> [Stated goal] Pictures stay out of the copy; set down each line of the listing below exactly.

===== Material for this exercise =====

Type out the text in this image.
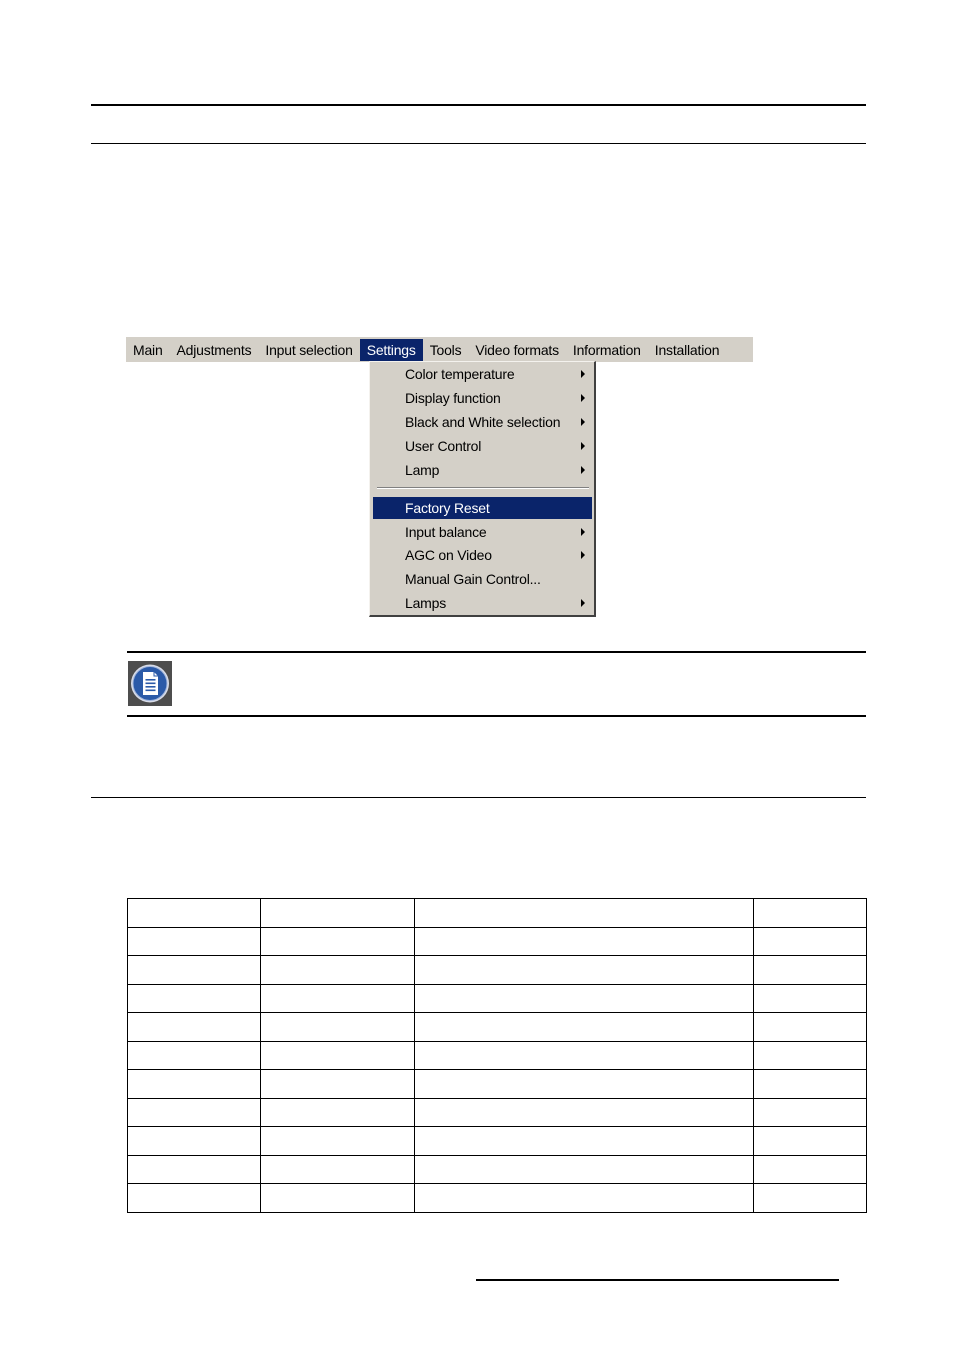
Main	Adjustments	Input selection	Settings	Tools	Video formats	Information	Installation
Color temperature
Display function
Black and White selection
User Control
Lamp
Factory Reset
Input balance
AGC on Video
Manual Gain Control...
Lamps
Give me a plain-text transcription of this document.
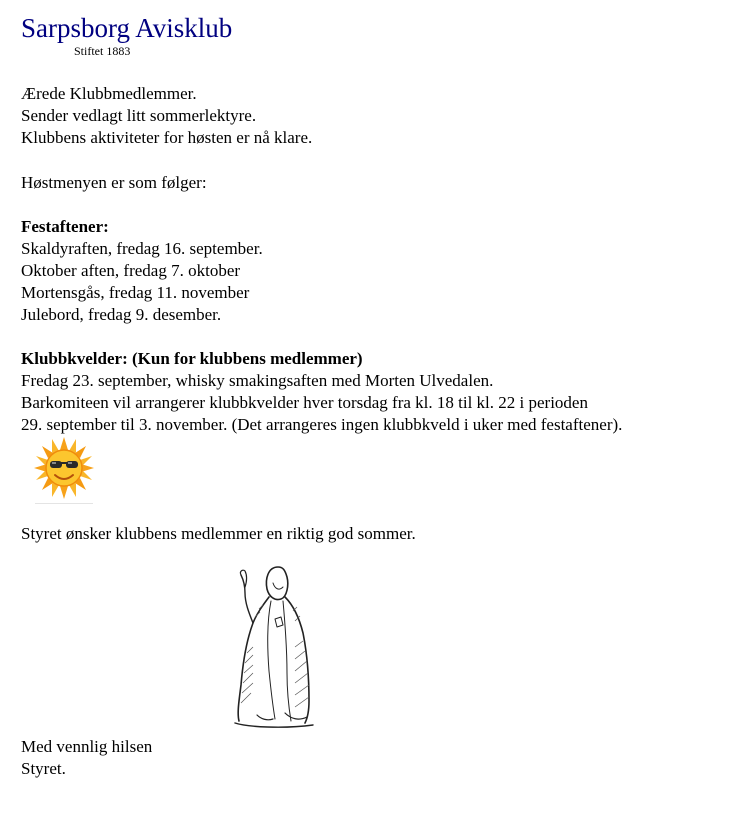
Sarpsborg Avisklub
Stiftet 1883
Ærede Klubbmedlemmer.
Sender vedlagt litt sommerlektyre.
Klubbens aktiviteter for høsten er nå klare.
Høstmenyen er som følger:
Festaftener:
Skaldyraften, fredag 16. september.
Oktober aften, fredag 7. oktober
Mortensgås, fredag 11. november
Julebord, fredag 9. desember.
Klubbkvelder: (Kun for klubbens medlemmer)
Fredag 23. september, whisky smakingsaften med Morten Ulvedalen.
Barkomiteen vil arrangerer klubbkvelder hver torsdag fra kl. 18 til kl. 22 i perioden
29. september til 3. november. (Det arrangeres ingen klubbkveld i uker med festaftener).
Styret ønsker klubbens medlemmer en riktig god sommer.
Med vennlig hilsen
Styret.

=====

> [Exercise answer]
Type out the text in this image.
Main	Adjustments	Input selection	Settings	Tools	Video formats	Information	Installation
Color temperature
Display function
Black and White selection
User Control
Lamp
Factory Reset
Input balance
AGC on Video
Manual Gain Control...
Lamps
Give me a plain-text transcription of this document.
Sarpsborg Avisklub
Stiftet 1883
Ærede Klubbmedlemmer.
Sender vedlagt litt sommerlektyre.
Klubbens aktiviteter for høsten er nå klare.
Høstmenyen er som følger:
Festaftener:
Skaldyraften, fredag 16. september.
Oktober aften, fredag 7. oktober
Mortensgås, fredag 11. november
Julebord, fredag 9. desember.
Klubbkvelder: (Kun for klubbens medlemmer)
Fredag 23. september, whisky smakingsaften med Morten Ulvedalen.
Barkomiteen vil arrangerer klubbkvelder hver torsdag fra kl. 18 til kl. 22 i perioden
29. september til 3. november. (Det arrangeres ingen klubbkveld i uker med festaftener).
Styret ønsker klubbens medlemmer en riktig god sommer.
Med vennlig hilsen
Styret.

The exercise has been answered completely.